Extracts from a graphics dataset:
§

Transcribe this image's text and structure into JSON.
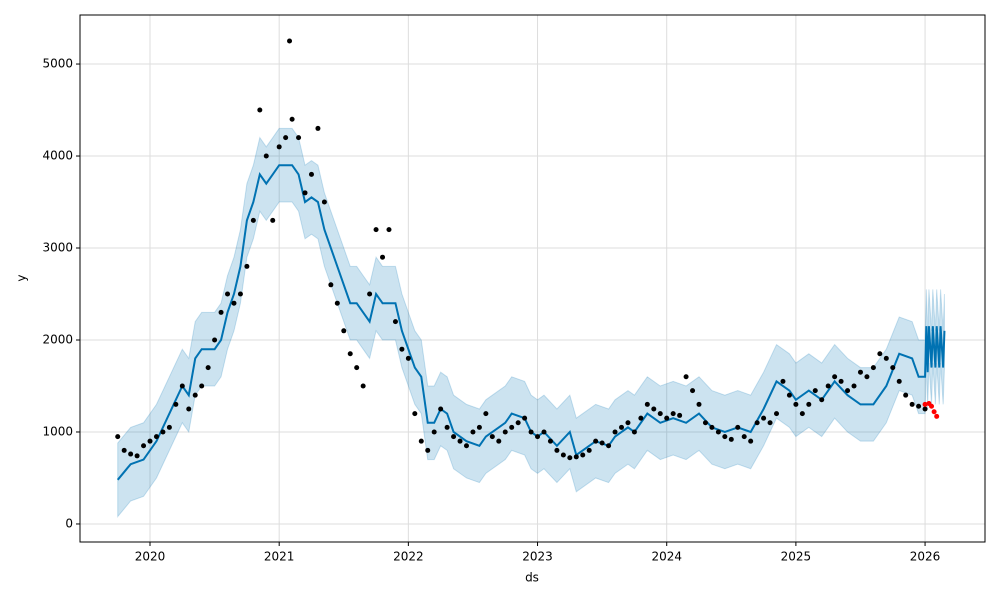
{
  "chart_data": {
    "type": "forecast",
    "x_label": "ds",
    "y_label": "y",
    "xlim": [
      2019.458,
      2026.464
    ],
    "ylim": [
      -196,
      5533
    ],
    "xticks": [
      2020,
      2021,
      2022,
      2023,
      2024,
      2025,
      2026
    ],
    "yticks": [
      0,
      1000,
      2000,
      3000,
      4000,
      5000
    ],
    "grid": true,
    "series": [
      {
        "style": "points",
        "color": "#000000",
        "x": [
          2019.75,
          2019.8,
          2019.85,
          2019.9,
          2019.95,
          2020.0,
          2020.05,
          2020.1,
          2020.15,
          2020.2,
          2020.25,
          2020.3,
          2020.35,
          2020.4,
          2020.45,
          2020.5,
          2020.55,
          2020.6,
          2020.65,
          2020.7,
          2020.75,
          2020.8,
          2020.85,
          2020.9,
          2020.95,
          2021.0,
          2021.05,
          2021.08,
          2021.1,
          2021.15,
          2021.2,
          2021.25,
          2021.3,
          2021.35,
          2021.4,
          2021.45,
          2021.5,
          2021.55,
          2021.6,
          2021.65,
          2021.7,
          2021.75,
          2021.8,
          2021.85,
          2021.9,
          2021.95,
          2022.0,
          2022.05,
          2022.1,
          2022.15,
          2022.2,
          2022.25,
          2022.3,
          2022.35,
          2022.4,
          2022.45,
          2022.5,
          2022.55,
          2022.6,
          2022.65,
          2022.7,
          2022.75,
          2022.8,
          2022.85,
          2022.9,
          2022.95,
          2023.0,
          2023.05,
          2023.1,
          2023.15,
          2023.2,
          2023.25,
          2023.3,
          2023.35,
          2023.4,
          2023.45,
          2023.5,
          2023.55,
          2023.6,
          2023.65,
          2023.7,
          2023.75,
          2023.8,
          2023.85,
          2023.9,
          2023.95,
          2024.0,
          2024.05,
          2024.1,
          2024.15,
          2024.2,
          2024.25,
          2024.3,
          2024.35,
          2024.4,
          2024.45,
          2024.5,
          2024.55,
          2024.6,
          2024.65,
          2024.7,
          2024.75,
          2024.8,
          2024.85,
          2024.9,
          2024.95,
          2025.0,
          2025.05,
          2025.1,
          2025.15,
          2025.2,
          2025.25,
          2025.3,
          2025.35,
          2025.4,
          2025.45,
          2025.5,
          2025.55,
          2025.6,
          2025.65,
          2025.7,
          2025.75,
          2025.8,
          2025.85,
          2025.9,
          2025.95,
          2026.0
        ],
        "values": [
          950,
          800,
          760,
          740,
          850,
          900,
          950,
          1000,
          1050,
          1300,
          1500,
          1250,
          1400,
          1500,
          1700,
          2000,
          2300,
          2500,
          2400,
          2500,
          2800,
          3300,
          4500,
          4000,
          3300,
          4100,
          4200,
          5250,
          4400,
          4200,
          3600,
          3800,
          4300,
          3500,
          2600,
          2400,
          2100,
          1850,
          1700,
          1500,
          2500,
          3200,
          2900,
          3200,
          2200,
          1900,
          1800,
          1200,
          900,
          800,
          1000,
          1250,
          1050,
          950,
          900,
          850,
          1000,
          1050,
          1200,
          950,
          900,
          1000,
          1050,
          1100,
          1150,
          1000,
          950,
          1000,
          900,
          800,
          750,
          720,
          730,
          750,
          800,
          900,
          880,
          850,
          1000,
          1050,
          1100,
          1000,
          1150,
          1300,
          1250,
          1200,
          1150,
          1200,
          1180,
          1600,
          1450,
          1300,
          1100,
          1050,
          1000,
          950,
          920,
          1050,
          950,
          900,
          1100,
          1150,
          1100,
          1200,
          1550,
          1400,
          1300,
          1200,
          1300,
          1450,
          1350,
          1500,
          1600,
          1550,
          1450,
          1500,
          1650,
          1600,
          1700,
          1850,
          1800,
          1700,
          1550,
          1400,
          1300,
          1280,
          1250
        ]
      },
      {
        "style": "points",
        "color": "#ff0000",
        "x": [
          2026.0,
          2026.03,
          2026.05,
          2026.07,
          2026.09
        ],
        "values": [
          1300,
          1310,
          1280,
          1220,
          1170
        ]
      },
      {
        "style": "forecast",
        "color": "#0072B2",
        "x": [
          2019.75,
          2019.85,
          2019.95,
          2020.05,
          2020.15,
          2020.25,
          2020.3,
          2020.35,
          2020.4,
          2020.5,
          2020.55,
          2020.6,
          2020.65,
          2020.7,
          2020.75,
          2020.8,
          2020.85,
          2020.9,
          2020.95,
          2021.0,
          2021.1,
          2021.15,
          2021.2,
          2021.25,
          2021.3,
          2021.35,
          2021.45,
          2021.55,
          2021.6,
          2021.65,
          2021.7,
          2021.75,
          2021.8,
          2021.9,
          2021.95,
          2022.05,
          2022.1,
          2022.15,
          2022.2,
          2022.25,
          2022.3,
          2022.35,
          2022.45,
          2022.55,
          2022.6,
          2022.7,
          2022.75,
          2022.8,
          2022.9,
          2022.95,
          2023.0,
          2023.05,
          2023.15,
          2023.25,
          2023.3,
          2023.35,
          2023.45,
          2023.55,
          2023.6,
          2023.7,
          2023.75,
          2023.85,
          2023.95,
          2024.05,
          2024.15,
          2024.25,
          2024.35,
          2024.45,
          2024.55,
          2024.65,
          2024.75,
          2024.85,
          2024.95,
          2025.0,
          2025.1,
          2025.2,
          2025.3,
          2025.4,
          2025.5,
          2025.6,
          2025.7,
          2025.8,
          2025.9,
          2025.95,
          2026.0,
          2026.01,
          2026.02,
          2026.03,
          2026.05,
          2026.06,
          2026.08,
          2026.09,
          2026.11,
          2026.12,
          2026.14,
          2026.15
        ],
        "values": [
          480,
          650,
          700,
          900,
          1200,
          1500,
          1400,
          1800,
          1900,
          1900,
          2000,
          2300,
          2500,
          2800,
          3300,
          3500,
          3800,
          3700,
          3800,
          3900,
          3900,
          3800,
          3500,
          3550,
          3500,
          3200,
          2800,
          2400,
          2400,
          2300,
          2200,
          2500,
          2400,
          2400,
          2100,
          1700,
          1600,
          1100,
          1100,
          1250,
          1200,
          1000,
          900,
          850,
          950,
          1050,
          1100,
          1200,
          1150,
          1000,
          950,
          1000,
          850,
          1000,
          750,
          800,
          900,
          850,
          950,
          1050,
          1000,
          1200,
          1100,
          1150,
          1100,
          1200,
          1050,
          1000,
          1050,
          1000,
          1250,
          1550,
          1450,
          1350,
          1450,
          1350,
          1550,
          1400,
          1300,
          1300,
          1500,
          1850,
          1800,
          1600,
          1600,
          2150,
          1650,
          2150,
          1700,
          2150,
          1700,
          2150,
          1700,
          2150,
          1700,
          2100
        ],
        "lower": [
          80,
          250,
          300,
          500,
          800,
          1100,
          1000,
          1400,
          1500,
          1500,
          1600,
          1900,
          2100,
          2400,
          2900,
          3100,
          3400,
          3300,
          3400,
          3500,
          3500,
          3400,
          3100,
          3150,
          3100,
          2800,
          2400,
          2000,
          2000,
          1900,
          1800,
          2100,
          2000,
          2000,
          1700,
          1300,
          1200,
          700,
          700,
          850,
          800,
          600,
          500,
          450,
          550,
          650,
          700,
          800,
          750,
          600,
          550,
          600,
          450,
          600,
          350,
          400,
          500,
          450,
          550,
          650,
          600,
          800,
          700,
          750,
          700,
          800,
          650,
          600,
          650,
          600,
          850,
          1150,
          1050,
          950,
          1050,
          950,
          1150,
          1000,
          900,
          900,
          1100,
          1450,
          1400,
          1200,
          1200,
          1750,
          1250,
          1750,
          1300,
          1750,
          1300,
          1750,
          1300,
          1750,
          1300,
          1700
        ],
        "upper": [
          880,
          1050,
          1100,
          1300,
          1600,
          1900,
          1800,
          2200,
          2300,
          2300,
          2400,
          2700,
          2900,
          3200,
          3700,
          3900,
          4200,
          4100,
          4200,
          4300,
          4300,
          4200,
          3900,
          3950,
          3900,
          3600,
          3200,
          2800,
          2800,
          2700,
          2600,
          2900,
          2800,
          2800,
          2500,
          2100,
          2000,
          1500,
          1500,
          1650,
          1600,
          1400,
          1300,
          1250,
          1350,
          1450,
          1500,
          1600,
          1550,
          1400,
          1350,
          1400,
          1250,
          1400,
          1150,
          1200,
          1300,
          1250,
          1350,
          1450,
          1400,
          1600,
          1500,
          1550,
          1500,
          1600,
          1450,
          1400,
          1450,
          1400,
          1650,
          1950,
          1850,
          1750,
          1850,
          1750,
          1950,
          1800,
          1700,
          1700,
          1900,
          2250,
          2200,
          2000,
          2000,
          2550,
          2050,
          2550,
          2100,
          2550,
          2100,
          2550,
          2100,
          2550,
          2100,
          2500
        ]
      }
    ]
  }
}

§

Reply with one number only, the count of lines above that hold the string "color".

RESULT OF THIS EXERCISE: 3